=== Task input ===

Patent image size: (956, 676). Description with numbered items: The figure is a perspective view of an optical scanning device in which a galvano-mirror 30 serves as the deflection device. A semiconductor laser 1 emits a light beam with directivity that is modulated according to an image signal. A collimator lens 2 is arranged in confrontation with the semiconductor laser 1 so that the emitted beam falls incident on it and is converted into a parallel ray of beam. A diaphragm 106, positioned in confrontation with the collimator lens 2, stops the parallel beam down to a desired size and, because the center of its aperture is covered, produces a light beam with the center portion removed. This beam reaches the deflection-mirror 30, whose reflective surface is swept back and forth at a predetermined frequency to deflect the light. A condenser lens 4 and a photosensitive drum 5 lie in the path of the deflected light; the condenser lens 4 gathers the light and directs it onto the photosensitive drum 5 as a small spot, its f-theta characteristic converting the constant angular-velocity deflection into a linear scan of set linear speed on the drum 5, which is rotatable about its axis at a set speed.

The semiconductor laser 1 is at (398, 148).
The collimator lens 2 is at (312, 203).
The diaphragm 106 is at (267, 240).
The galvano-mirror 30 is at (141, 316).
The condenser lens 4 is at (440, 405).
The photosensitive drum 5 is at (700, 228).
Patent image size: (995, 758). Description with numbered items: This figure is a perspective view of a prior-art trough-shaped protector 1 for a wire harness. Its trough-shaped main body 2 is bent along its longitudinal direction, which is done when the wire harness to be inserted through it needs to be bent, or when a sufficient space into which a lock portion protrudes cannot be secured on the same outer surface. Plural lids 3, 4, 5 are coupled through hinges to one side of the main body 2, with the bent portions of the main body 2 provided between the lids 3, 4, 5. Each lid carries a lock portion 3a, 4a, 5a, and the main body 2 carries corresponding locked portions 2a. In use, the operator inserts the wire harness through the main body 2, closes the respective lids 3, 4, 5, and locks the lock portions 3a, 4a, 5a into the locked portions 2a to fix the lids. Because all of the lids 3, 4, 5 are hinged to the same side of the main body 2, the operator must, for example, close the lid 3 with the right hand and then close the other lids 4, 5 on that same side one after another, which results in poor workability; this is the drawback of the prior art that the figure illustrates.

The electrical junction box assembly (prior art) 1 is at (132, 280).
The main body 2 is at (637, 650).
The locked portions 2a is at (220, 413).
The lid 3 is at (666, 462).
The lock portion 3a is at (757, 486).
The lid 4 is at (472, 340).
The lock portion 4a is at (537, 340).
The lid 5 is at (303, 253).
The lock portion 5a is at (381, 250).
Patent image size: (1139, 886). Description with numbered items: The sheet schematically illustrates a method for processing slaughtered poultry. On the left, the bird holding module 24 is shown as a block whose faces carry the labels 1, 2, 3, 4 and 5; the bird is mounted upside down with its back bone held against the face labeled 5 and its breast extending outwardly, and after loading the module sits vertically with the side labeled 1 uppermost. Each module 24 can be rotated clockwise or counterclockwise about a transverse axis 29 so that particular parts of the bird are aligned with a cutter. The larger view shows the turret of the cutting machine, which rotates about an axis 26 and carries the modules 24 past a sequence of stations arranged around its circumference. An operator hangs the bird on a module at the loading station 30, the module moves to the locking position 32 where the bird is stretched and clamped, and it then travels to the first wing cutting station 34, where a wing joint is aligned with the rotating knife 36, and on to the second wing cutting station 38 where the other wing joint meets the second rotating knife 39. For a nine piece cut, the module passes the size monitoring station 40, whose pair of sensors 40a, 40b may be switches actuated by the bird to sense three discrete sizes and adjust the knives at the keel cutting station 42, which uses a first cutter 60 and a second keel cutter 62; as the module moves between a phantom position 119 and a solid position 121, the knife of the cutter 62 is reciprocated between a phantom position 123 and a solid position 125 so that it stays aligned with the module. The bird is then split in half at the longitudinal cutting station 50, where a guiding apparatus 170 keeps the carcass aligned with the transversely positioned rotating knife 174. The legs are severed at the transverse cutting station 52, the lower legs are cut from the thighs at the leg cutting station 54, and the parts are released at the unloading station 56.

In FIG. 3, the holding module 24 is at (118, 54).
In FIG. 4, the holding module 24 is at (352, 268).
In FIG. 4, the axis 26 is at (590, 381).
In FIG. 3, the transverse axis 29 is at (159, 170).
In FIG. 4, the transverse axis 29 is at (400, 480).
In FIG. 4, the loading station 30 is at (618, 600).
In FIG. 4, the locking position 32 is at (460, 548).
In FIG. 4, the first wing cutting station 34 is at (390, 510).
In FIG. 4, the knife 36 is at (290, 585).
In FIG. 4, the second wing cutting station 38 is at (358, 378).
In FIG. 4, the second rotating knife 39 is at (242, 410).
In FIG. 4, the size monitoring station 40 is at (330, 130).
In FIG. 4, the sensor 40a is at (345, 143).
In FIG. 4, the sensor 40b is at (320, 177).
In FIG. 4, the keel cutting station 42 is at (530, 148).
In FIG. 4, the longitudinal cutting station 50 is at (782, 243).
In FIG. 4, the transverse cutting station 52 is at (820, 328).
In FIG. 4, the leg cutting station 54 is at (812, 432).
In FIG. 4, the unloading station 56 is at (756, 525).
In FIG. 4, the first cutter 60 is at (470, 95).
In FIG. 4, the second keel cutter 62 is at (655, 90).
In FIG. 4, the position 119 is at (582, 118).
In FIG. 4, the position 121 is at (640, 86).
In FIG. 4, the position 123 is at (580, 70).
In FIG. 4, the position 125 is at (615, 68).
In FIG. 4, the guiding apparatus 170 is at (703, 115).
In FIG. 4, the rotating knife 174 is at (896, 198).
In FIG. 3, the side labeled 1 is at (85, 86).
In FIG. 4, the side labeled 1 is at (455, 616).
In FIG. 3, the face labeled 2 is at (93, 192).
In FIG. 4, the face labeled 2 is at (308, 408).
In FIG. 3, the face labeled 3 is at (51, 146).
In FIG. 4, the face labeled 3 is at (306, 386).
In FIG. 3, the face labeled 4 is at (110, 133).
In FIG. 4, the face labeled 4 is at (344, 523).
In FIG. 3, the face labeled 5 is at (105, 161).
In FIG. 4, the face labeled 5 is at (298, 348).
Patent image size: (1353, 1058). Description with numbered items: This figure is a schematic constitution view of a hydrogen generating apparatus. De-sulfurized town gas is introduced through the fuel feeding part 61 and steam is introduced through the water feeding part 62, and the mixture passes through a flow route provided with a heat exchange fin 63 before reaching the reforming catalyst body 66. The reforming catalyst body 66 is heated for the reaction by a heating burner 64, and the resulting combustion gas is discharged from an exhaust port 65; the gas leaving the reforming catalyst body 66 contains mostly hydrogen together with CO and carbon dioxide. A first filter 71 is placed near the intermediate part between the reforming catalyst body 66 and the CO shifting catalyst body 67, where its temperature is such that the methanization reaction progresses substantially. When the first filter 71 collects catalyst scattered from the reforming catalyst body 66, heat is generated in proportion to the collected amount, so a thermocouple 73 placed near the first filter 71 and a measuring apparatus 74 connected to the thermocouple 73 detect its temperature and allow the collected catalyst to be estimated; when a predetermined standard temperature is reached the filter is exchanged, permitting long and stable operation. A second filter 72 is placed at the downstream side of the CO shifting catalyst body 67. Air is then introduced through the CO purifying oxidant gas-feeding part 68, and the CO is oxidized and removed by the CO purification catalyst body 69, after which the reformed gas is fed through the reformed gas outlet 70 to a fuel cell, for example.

===

What is expected. Reproduce verbatim the part of the entries that opens with the line containing "Patent image size: (995, 758)." and closes with the line containing "The lock portion 5a is at (381, 250).", including both of those lines.

Result.
Patent image size: (995, 758). Description with numbered items: This figure is a perspective view of a prior-art trough-shaped protector 1 for a wire harness. Its trough-shaped main body 2 is bent along its longitudinal direction, which is done when the wire harness to be inserted through it needs to be bent, or when a sufficient space into which a lock portion protrudes cannot be secured on the same outer surface. Plural lids 3, 4, 5 are coupled through hinges to one side of the main body 2, with the bent portions of the main body 2 provided between the lids 3, 4, 5. Each lid carries a lock portion 3a, 4a, 5a, and the main body 2 carries corresponding locked portions 2a. In use, the operator inserts the wire harness through the main body 2, closes the respective lids 3, 4, 5, and locks the lock portions 3a, 4a, 5a into the locked portions 2a to fix the lids. Because all of the lids 3, 4, 5 are hinged to the same side of the main body 2, the operator must, for example, close the lid 3 with the right hand and then close the other lids 4, 5 on that same side one after another, which results in poor workability; this is the drawback of the prior art that the figure illustrates.

The electrical junction box assembly (prior art) 1 is at (132, 280).
The main body 2 is at (637, 650).
The locked portions 2a is at (220, 413).
The lid 3 is at (666, 462).
The lock portion 3a is at (757, 486).
The lid 4 is at (472, 340).
The lock portion 4a is at (537, 340).
The lid 5 is at (303, 253).
The lock portion 5a is at (381, 250).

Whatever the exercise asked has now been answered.